Short problem:
Each line containing the word "ylabel" should be found and copied.

- - - -

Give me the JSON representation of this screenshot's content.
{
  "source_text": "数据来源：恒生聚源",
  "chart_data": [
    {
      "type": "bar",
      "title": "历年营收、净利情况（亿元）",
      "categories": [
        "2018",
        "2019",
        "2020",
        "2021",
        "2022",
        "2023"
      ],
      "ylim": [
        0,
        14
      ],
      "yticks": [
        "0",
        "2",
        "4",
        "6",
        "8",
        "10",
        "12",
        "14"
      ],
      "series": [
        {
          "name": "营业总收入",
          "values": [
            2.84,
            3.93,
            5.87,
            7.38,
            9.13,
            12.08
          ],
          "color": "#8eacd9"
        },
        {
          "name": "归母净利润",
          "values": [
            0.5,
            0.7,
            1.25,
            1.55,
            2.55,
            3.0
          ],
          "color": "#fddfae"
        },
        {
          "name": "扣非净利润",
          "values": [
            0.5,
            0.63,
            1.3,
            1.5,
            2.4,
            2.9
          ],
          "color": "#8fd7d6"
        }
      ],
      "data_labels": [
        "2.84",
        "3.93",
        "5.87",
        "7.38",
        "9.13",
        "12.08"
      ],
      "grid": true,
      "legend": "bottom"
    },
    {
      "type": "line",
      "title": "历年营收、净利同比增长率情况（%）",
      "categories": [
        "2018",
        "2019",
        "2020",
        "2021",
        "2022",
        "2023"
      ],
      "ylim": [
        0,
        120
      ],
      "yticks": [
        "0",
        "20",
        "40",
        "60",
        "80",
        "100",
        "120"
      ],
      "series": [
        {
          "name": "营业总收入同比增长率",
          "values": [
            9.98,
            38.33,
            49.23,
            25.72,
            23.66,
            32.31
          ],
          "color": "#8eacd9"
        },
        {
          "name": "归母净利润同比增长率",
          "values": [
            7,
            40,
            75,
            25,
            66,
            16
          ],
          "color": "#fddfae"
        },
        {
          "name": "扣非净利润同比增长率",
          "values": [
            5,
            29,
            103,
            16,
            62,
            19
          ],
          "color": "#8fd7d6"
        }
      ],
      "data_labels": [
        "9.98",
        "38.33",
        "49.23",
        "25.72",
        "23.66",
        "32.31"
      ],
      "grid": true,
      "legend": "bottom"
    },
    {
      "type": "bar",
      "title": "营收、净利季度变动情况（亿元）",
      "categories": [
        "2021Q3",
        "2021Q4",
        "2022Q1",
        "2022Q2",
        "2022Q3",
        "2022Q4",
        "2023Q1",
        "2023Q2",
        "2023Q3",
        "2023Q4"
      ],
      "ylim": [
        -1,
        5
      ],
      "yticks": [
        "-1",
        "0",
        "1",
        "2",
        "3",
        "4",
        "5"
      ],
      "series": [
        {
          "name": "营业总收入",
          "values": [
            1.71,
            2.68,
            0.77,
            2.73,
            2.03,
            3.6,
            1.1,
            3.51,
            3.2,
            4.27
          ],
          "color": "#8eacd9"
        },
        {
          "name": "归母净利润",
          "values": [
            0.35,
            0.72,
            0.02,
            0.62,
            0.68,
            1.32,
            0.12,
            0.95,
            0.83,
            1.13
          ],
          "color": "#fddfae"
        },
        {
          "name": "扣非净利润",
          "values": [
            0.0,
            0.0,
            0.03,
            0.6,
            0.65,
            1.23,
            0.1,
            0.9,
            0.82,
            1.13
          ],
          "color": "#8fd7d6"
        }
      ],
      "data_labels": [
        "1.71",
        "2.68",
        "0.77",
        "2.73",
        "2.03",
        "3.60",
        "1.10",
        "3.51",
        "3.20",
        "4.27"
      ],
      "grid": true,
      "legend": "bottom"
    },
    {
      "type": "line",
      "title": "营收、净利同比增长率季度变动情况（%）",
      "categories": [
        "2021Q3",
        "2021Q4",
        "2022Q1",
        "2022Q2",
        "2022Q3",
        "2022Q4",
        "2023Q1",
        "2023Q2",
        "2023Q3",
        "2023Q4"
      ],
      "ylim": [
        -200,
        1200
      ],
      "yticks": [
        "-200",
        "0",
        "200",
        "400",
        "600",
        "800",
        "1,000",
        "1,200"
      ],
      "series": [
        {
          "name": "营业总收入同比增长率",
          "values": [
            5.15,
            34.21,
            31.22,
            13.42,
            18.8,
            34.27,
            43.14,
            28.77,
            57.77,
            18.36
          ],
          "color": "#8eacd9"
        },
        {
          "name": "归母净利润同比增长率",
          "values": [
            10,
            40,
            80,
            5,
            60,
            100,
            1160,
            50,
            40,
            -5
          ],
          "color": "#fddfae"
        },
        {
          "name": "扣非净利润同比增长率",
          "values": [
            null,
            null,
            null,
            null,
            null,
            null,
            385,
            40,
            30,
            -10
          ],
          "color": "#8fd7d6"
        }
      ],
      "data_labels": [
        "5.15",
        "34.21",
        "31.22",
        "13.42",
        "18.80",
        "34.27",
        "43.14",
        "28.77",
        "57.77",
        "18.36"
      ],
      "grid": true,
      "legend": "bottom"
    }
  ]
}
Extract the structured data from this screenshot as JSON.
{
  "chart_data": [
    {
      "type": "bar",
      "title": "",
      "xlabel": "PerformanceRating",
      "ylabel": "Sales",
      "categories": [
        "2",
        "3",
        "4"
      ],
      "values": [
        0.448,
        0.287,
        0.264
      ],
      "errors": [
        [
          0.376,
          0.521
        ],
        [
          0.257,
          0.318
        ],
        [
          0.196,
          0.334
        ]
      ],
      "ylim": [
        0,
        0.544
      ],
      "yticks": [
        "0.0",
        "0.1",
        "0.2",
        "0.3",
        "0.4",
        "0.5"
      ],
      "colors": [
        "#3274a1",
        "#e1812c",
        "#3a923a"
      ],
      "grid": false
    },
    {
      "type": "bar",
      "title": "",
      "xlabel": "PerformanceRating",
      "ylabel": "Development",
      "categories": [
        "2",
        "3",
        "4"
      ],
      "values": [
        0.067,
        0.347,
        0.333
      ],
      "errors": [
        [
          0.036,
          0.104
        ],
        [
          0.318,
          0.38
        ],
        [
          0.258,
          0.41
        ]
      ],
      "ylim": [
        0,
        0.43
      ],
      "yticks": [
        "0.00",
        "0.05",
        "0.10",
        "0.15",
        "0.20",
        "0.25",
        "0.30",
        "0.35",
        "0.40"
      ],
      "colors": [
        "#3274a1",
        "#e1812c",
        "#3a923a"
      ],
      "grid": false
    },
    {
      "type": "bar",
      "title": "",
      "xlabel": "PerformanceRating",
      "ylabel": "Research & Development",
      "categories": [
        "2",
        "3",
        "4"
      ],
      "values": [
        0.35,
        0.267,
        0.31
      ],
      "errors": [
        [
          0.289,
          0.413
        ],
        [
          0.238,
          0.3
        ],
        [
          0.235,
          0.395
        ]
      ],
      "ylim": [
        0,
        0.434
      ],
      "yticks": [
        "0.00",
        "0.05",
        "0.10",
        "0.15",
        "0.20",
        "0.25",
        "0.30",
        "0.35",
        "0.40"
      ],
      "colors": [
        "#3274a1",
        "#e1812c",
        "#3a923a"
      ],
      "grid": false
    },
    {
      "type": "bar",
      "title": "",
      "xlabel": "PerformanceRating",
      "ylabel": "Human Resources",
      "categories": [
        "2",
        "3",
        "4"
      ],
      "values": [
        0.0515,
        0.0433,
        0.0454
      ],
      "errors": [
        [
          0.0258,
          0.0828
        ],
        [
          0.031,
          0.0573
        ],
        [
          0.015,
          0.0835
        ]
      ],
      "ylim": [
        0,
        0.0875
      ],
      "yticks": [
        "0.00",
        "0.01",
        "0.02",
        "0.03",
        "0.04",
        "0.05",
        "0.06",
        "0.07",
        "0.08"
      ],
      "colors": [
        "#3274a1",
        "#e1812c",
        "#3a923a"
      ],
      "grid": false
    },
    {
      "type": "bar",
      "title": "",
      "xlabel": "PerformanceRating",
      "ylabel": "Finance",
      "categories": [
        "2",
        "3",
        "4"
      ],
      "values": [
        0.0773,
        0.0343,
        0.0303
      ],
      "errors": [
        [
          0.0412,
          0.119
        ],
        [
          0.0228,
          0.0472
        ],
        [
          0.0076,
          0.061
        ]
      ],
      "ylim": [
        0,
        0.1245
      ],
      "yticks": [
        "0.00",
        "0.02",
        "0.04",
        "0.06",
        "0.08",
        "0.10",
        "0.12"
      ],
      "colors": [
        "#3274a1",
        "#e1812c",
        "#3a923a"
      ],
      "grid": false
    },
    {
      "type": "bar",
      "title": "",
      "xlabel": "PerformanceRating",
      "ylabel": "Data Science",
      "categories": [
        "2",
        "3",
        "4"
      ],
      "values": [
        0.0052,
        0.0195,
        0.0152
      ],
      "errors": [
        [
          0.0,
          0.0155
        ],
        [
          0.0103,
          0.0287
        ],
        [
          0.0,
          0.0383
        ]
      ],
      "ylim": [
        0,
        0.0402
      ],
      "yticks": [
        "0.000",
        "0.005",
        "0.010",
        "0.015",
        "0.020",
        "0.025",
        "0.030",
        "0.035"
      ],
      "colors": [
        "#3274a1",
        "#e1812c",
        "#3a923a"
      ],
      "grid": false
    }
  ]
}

- - - -

Response:
      "ylabel": "Sales",
      "ylabel": "Development",
      "ylabel": "Research & Development",
      "ylabel": "Human Resources",
      "ylabel": "Finance",
      "ylabel": "Data Science",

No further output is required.